_DATASET ROWS_:
· · · · · · ·
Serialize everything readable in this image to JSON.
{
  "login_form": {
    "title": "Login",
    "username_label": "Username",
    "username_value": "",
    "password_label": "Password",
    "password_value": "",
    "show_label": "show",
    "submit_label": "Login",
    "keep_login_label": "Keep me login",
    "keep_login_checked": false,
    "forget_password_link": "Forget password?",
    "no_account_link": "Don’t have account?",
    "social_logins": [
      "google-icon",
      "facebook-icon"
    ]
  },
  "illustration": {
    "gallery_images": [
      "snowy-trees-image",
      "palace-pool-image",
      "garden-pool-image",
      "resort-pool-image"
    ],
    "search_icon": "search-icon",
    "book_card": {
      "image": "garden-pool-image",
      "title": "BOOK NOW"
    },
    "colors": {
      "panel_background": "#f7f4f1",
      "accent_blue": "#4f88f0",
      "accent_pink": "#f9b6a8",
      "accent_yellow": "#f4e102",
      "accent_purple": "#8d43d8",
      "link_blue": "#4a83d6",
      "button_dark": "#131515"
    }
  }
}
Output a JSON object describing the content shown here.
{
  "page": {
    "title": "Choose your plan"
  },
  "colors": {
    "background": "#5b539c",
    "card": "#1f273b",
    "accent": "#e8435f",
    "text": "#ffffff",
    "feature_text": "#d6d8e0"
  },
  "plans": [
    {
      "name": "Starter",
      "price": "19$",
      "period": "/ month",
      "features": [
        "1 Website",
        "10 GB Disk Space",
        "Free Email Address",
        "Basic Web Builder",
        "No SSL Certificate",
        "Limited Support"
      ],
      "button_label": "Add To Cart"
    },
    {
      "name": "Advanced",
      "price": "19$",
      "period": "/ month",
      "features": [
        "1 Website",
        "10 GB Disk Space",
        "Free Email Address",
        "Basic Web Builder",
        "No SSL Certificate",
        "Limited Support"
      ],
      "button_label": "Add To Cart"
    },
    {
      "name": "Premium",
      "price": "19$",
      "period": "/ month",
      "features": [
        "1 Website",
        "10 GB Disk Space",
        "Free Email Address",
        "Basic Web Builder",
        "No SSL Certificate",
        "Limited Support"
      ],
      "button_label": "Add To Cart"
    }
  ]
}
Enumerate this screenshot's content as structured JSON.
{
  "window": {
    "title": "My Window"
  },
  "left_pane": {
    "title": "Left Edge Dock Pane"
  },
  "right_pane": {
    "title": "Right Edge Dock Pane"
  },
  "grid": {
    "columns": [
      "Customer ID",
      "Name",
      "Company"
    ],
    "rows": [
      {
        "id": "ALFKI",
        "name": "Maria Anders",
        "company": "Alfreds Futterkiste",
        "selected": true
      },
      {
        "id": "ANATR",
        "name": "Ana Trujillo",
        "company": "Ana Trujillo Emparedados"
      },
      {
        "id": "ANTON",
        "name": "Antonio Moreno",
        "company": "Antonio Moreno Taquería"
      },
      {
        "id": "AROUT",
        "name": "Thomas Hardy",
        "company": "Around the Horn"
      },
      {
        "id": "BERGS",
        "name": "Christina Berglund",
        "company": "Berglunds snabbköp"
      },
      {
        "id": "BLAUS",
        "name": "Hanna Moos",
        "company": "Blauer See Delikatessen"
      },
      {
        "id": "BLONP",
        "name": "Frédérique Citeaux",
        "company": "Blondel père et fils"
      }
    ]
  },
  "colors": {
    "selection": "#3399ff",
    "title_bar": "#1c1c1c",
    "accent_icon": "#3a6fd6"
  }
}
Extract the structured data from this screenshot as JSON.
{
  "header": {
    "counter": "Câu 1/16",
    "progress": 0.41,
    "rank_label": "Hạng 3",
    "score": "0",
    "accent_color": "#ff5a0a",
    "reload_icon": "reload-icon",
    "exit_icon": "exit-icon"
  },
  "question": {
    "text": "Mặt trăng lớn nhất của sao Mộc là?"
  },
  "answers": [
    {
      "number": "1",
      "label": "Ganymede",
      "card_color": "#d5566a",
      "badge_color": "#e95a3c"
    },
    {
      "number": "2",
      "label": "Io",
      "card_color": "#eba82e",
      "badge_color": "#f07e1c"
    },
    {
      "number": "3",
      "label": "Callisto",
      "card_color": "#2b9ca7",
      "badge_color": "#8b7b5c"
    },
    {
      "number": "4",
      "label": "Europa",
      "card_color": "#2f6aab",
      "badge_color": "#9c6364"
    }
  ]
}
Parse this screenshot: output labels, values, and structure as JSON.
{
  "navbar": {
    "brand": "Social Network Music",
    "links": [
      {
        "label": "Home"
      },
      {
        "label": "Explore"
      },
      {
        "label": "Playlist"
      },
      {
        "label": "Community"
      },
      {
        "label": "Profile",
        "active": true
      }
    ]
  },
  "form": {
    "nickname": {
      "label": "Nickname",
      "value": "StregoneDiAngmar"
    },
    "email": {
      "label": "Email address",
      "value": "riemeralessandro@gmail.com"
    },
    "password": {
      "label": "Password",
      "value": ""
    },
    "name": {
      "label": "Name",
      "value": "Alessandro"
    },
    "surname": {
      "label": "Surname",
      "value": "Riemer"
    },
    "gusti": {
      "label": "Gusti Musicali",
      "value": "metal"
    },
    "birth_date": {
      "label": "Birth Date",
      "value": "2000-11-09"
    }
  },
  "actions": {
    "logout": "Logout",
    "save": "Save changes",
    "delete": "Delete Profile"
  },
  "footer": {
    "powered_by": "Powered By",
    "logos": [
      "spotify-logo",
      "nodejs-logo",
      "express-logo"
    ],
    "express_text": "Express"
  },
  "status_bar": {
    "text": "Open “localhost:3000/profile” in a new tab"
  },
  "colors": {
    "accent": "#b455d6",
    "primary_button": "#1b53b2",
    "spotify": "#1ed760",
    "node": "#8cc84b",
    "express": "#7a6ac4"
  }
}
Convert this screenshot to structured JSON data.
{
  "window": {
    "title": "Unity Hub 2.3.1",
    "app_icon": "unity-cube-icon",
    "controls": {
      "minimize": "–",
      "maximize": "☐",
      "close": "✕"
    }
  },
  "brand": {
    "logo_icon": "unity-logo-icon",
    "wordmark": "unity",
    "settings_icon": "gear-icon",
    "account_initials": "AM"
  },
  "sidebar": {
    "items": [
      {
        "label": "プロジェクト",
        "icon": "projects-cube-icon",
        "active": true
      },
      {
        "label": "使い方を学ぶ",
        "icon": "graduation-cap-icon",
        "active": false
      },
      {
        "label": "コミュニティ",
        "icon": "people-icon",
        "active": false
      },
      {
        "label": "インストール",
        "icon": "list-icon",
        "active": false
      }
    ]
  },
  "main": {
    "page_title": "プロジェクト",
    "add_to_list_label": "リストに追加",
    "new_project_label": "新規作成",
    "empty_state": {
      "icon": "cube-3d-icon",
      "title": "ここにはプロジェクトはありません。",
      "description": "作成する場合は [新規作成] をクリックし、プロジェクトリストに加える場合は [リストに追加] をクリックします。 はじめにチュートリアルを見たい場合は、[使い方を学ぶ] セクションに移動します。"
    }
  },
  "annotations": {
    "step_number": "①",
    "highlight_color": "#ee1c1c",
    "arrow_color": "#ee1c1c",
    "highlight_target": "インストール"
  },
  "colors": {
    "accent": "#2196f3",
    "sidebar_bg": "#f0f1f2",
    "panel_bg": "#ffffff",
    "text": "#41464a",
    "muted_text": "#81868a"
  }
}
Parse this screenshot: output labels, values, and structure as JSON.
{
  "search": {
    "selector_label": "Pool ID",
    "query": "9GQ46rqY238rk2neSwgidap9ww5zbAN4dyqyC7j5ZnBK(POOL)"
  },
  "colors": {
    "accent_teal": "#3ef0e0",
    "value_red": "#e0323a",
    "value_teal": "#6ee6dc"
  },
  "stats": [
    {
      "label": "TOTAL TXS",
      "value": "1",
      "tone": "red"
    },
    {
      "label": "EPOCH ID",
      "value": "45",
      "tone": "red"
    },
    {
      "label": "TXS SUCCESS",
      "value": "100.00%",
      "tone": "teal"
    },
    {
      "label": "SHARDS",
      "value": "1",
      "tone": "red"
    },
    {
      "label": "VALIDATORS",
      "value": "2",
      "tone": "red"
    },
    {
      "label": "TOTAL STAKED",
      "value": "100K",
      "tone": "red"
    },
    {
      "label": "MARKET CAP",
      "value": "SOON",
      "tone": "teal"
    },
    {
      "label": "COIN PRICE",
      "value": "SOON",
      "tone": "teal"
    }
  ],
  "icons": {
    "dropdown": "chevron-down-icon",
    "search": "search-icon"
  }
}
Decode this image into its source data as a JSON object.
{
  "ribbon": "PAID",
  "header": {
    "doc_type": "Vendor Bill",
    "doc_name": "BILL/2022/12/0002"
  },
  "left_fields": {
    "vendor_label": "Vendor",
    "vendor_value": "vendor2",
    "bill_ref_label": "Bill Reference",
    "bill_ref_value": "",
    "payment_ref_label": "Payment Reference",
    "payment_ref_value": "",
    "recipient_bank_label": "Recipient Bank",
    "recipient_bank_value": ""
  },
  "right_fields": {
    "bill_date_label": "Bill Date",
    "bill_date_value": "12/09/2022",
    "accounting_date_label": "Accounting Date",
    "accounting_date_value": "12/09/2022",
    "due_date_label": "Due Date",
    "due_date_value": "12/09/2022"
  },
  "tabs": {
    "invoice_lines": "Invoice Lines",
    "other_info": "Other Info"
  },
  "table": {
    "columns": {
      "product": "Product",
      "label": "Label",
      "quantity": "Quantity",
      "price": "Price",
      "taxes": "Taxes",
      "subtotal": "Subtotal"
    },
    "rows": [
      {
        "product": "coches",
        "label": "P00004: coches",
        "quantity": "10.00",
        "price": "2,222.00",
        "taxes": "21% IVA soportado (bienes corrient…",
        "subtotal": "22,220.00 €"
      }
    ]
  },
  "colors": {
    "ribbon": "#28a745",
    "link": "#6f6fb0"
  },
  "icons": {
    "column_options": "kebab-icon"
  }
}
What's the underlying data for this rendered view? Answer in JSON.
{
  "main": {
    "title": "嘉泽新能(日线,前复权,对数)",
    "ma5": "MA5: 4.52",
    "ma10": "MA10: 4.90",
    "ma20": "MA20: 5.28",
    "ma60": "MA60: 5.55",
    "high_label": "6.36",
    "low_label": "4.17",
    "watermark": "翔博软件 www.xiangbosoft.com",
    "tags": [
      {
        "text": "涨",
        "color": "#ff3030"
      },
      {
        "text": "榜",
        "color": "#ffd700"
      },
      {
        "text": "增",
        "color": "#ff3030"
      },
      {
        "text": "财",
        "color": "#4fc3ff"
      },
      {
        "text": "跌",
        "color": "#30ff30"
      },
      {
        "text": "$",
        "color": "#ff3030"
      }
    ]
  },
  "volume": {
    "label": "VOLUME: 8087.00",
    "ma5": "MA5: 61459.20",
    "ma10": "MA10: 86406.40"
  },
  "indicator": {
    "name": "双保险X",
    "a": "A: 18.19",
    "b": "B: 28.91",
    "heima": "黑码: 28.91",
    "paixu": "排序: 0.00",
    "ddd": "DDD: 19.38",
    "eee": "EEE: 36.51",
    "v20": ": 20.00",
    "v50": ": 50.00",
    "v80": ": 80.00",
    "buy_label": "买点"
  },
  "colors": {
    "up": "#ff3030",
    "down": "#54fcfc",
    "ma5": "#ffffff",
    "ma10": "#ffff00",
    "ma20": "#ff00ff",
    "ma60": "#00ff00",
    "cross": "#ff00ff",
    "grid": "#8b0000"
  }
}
· · · · · · ·
_WORK REQUIRED_:
Give solely the number of lines in the data that contain the string "subtotal".

_SOLVED PROBLEM_:
2